## Information provided:
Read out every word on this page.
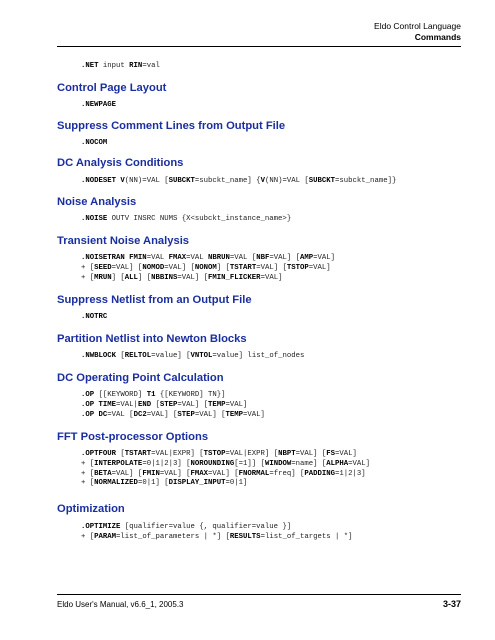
Eldo Control Language
Commands
.NET input RIN=val
Control Page Layout
.NEWPAGE
Suppress Comment Lines from Output File
.NOCOM
DC Analysis Conditions
.NODESET V(NN)=VAL [SUBCKT=subckt_name] {V(NN)=VAL [SUBCKT=subckt_name]}
Noise Analysis
.NOISE OUTV INSRC NUMS {X<subckt_instance_name>}
Transient Noise Analysis
.NOISETRAN FMIN=VAL FMAX=VAL NBRUN=VAL [NBF=VAL] [AMP=VAL]
+ [SEED=VAL] [NOMOD=VAL] [NONOM] [TSTART=VAL] [TSTOP=VAL]
+ [MRUN] [ALL] [NBBINS=VAL] [FMIN_FLICKER=VAL]
Suppress Netlist from an Output File
.NOTRC
Partition Netlist into Newton Blocks
.NWBLOCK [RELTOL=value] [VNTOL=value] list_of_nodes
DC Operating Point Calculation
.OP [[KEYWORD] T1 {[KEYWORD] TN}]
.OP TIME=VAL|END [STEP=VAL] [TEMP=VAL]
.OP DC=VAL [DC2=VAL] [STEP=VAL] [TEMP=VAL]
FFT Post-processor Options
.OPTFOUR [TSTART=VAL|EXPR] [TSTOP=VAL|EXPR] [NBPT=VAL] [FS=VAL]
+ [INTERPOLATE=0|1|2|3] [NOROUNDING[=1]] [WINDOW=name] [ALPHA=VAL]
+ [BETA=VAL] [FMIN=VAL] [FMAX=VAL] [FNORMAL=freq] [PADDING=1|2|3]
+ [NORMALIZED=0|1] [DISPLAY_INPUT=0|1]
Optimization
.OPTIMIZE [qualifier=value {, qualifier=value }]
+ [PARAM=list_of_parameters | *] [RESULTS=list_of_targets | *]
Eldo User's Manual, v6.6_1, 2005.3	3-37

## Exercise prompt:
Find how many lines of the material carry the string "STEP". Only the number should be in the answer.

## Finished answer:
2